**Exercise aim**
State how many lines in the listing contain the string "nach", and add nothing to that number.

____

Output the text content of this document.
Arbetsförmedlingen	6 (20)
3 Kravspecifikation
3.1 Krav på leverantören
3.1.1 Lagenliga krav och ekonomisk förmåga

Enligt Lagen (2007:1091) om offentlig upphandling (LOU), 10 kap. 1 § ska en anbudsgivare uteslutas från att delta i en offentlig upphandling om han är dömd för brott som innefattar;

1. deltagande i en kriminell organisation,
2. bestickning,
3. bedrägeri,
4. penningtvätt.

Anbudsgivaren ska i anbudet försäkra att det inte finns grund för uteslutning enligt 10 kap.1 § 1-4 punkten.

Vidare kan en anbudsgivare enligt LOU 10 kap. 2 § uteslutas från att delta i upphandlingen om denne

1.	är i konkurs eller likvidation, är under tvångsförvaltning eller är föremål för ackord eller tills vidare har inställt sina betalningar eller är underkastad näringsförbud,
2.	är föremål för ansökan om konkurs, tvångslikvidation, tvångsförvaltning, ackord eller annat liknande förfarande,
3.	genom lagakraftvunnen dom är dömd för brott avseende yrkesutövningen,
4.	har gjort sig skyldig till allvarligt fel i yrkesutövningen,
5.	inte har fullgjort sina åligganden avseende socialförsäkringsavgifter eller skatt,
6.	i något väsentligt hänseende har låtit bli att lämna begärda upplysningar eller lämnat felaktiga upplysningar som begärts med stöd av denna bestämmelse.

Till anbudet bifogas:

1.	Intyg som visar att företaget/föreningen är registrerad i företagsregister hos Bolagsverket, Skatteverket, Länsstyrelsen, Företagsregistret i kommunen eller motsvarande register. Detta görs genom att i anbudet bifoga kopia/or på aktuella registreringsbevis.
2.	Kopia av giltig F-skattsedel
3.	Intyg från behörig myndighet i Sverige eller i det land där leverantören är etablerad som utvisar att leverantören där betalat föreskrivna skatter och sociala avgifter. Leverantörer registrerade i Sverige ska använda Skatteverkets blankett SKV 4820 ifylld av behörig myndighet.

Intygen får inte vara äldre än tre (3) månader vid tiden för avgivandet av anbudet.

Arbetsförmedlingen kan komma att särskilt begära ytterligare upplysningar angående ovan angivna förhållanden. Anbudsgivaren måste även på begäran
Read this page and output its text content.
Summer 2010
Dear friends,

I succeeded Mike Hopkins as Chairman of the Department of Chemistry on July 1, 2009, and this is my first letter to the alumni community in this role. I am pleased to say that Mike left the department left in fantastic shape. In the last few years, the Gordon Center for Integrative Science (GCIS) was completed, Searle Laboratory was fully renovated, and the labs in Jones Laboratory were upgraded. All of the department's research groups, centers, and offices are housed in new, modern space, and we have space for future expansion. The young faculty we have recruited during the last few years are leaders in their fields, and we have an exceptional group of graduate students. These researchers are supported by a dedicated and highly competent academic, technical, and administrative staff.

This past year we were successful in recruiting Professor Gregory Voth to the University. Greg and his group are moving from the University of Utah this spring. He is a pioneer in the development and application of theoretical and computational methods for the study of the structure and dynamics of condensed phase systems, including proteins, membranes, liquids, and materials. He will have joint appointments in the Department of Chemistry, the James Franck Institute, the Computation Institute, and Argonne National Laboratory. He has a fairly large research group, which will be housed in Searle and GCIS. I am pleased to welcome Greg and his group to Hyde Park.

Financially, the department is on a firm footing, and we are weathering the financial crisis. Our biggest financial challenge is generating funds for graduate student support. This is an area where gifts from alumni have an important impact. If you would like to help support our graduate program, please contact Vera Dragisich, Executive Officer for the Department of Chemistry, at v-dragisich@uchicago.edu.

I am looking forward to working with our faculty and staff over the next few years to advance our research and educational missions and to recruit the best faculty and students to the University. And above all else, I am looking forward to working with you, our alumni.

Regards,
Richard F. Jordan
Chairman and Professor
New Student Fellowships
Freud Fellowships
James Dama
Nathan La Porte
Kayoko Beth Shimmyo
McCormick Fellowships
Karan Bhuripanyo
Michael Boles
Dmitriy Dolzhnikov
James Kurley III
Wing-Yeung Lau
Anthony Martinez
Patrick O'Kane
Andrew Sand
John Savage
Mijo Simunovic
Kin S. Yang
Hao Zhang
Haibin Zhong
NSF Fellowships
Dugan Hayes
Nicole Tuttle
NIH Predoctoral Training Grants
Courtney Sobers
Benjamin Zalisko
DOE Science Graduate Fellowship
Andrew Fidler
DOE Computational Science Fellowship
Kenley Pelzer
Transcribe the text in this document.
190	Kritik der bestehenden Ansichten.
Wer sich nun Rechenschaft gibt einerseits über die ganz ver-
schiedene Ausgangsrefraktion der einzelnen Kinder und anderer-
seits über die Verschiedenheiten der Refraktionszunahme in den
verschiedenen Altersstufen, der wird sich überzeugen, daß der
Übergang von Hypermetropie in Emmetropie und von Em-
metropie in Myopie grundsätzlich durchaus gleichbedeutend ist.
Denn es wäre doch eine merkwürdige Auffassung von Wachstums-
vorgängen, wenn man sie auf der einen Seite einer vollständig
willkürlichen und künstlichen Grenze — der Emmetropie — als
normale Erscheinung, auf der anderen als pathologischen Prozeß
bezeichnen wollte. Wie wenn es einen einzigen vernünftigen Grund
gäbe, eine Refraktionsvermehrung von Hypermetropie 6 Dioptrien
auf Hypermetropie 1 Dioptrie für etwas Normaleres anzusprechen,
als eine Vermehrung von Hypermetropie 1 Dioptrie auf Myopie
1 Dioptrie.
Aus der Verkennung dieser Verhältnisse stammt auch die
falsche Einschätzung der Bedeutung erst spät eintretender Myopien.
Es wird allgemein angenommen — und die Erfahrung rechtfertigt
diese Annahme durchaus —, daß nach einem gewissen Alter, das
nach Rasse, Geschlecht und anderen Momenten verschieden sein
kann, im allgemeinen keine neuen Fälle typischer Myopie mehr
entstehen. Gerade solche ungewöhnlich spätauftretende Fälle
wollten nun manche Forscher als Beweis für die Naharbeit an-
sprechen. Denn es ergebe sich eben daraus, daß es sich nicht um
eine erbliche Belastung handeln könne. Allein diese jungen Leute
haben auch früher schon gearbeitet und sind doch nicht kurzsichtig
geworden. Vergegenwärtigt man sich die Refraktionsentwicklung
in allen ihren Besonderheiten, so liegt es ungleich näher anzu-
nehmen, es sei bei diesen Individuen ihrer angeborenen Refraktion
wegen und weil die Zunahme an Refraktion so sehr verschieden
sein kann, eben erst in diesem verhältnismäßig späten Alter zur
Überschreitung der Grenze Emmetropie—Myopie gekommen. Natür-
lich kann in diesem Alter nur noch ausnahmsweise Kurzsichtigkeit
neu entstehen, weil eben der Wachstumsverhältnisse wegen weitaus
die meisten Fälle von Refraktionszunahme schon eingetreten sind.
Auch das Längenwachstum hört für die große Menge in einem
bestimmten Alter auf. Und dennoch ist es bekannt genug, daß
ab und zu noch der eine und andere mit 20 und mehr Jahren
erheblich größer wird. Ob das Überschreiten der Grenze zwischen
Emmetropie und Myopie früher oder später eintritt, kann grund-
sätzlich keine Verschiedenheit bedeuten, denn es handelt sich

____

**Answer section**
2